## start Excerpted data

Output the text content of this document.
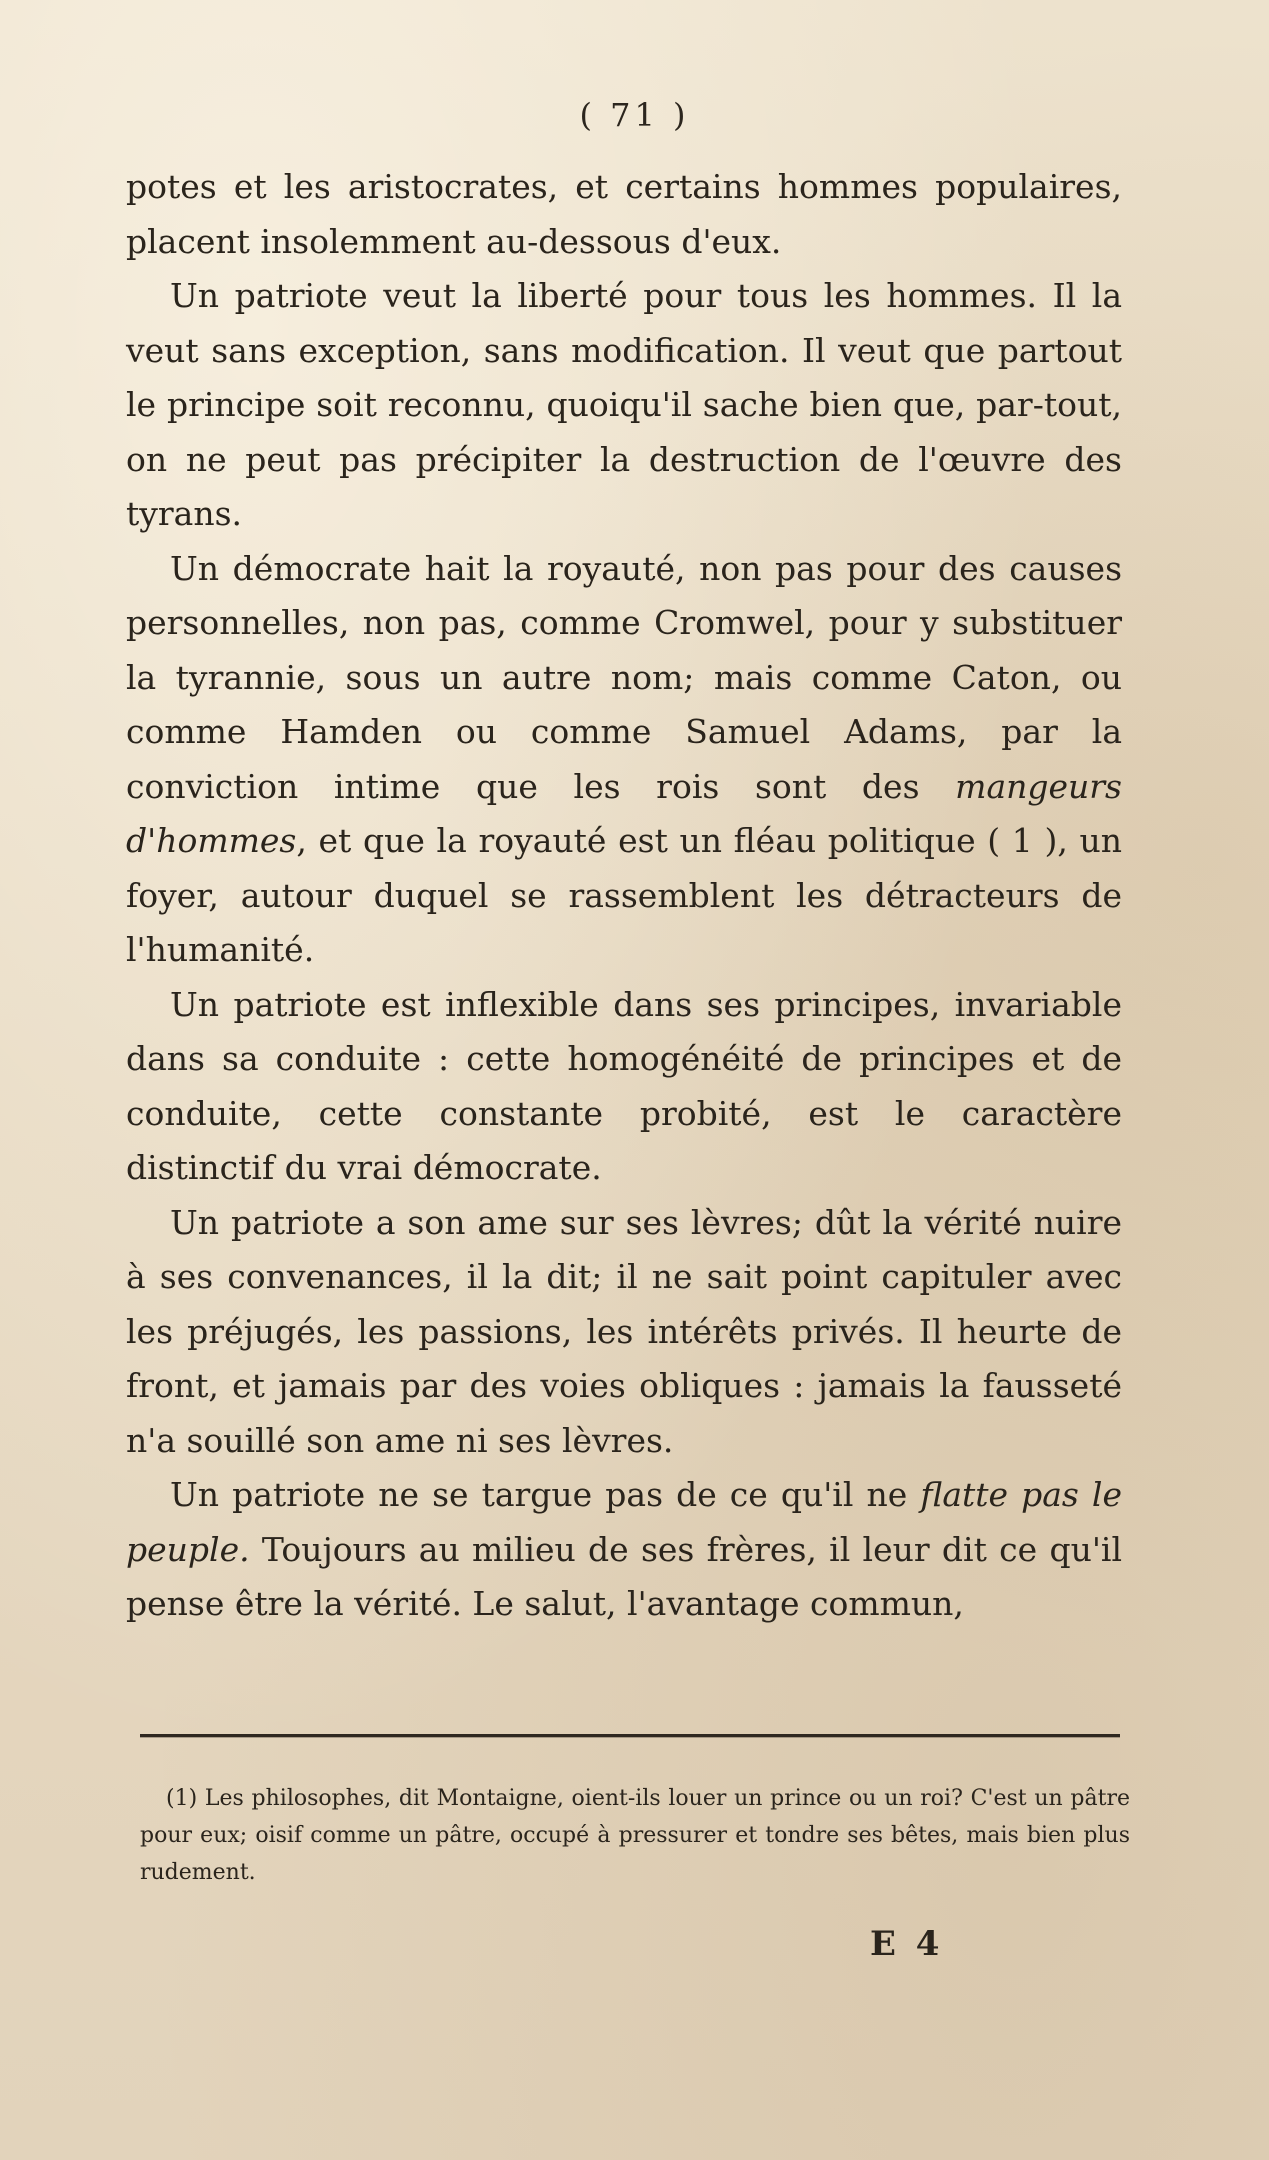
( 71 )

potes et les aristocrates, et certains hommes populaires, placent insolemment au-dessous d'eux.

Un patriote veut la liberté pour tous les hommes. Il la veut sans exception, sans modification. Il veut que partout le principe soit reconnu, quoiqu'il sache bien que, par-tout, on ne peut pas précipiter la destruction de l'œuvre des tyrans.

Un démocrate hait la royauté, non pas pour des causes personnelles, non pas, comme Cromwel, pour y substituer la tyrannie, sous un autre nom; mais comme Caton, ou comme Hamden ou comme Samuel Adams, par la conviction intime que les rois sont des mangeurs d'hommes, et que la royauté est un fléau politique ( 1 ), un foyer, autour duquel se rassemblent les détracteurs de l'humanité.

Un patriote est inflexible dans ses principes, invariable dans sa conduite : cette homogénéité de principes et de conduite, cette constante probité, est le caractère distinctif du vrai démocrate.

Un patriote a son ame sur ses lèvres; dût la vérité nuire à ses convenances, il la dit; il ne sait point capituler avec les préjugés, les passions, les intérêts privés. Il heurte de front, et jamais par des voies obliques : jamais la fausseté n'a souillé son ame ni ses lèvres.

Un patriote ne se targue pas de ce qu'il ne flatte pas le peuple. Toujours au milieu de ses frères, il leur dit ce qu'il pense être la vérité. Le salut, l'avantage commun,

(1) Les philosophes, dit Montaigne, oient-ils louer un prince ou un roi? C'est un pâtre pour eux; oisif comme un pâtre, occupé à pressurer et tondre ses bêtes, mais bien plus rudement.

E 4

## end Excerpted data

* **Task to complete**: Set the pictures aside and transcribe the data above exactly.

* **Correct output**:
Output the text content of this document.
( 71 )

potes et les aristocrates, et certains hommes populaires, placent insolemment au-dessous d'eux.

Un patriote veut la liberté pour tous les hommes. Il la veut sans exception, sans modification. Il veut que partout le principe soit reconnu, quoiqu'il sache bien que, par-tout, on ne peut pas précipiter la destruction de l'œuvre des tyrans.

Un démocrate hait la royauté, non pas pour des causes personnelles, non pas, comme Cromwel, pour y substituer la tyrannie, sous un autre nom; mais comme Caton, ou comme Hamden ou comme Samuel Adams, par la conviction intime que les rois sont des mangeurs d'hommes, et que la royauté est un fléau politique ( 1 ), un foyer, autour duquel se rassemblent les détracteurs de l'humanité.

Un patriote est inflexible dans ses principes, invariable dans sa conduite : cette homogénéité de principes et de conduite, cette constante probité, est le caractère distinctif du vrai démocrate.

Un patriote a son ame sur ses lèvres; dût la vérité nuire à ses convenances, il la dit; il ne sait point capituler avec les préjugés, les passions, les intérêts privés. Il heurte de front, et jamais par des voies obliques : jamais la fausseté n'a souillé son ame ni ses lèvres.

Un patriote ne se targue pas de ce qu'il ne flatte pas le peuple. Toujours au milieu de ses frères, il leur dit ce qu'il pense être la vérité. Le salut, l'avantage commun,

(1) Les philosophes, dit Montaigne, oient-ils louer un prince ou un roi? C'est un pâtre pour eux; oisif comme un pâtre, occupé à pressurer et tondre ses bêtes, mais bien plus rudement.

E 4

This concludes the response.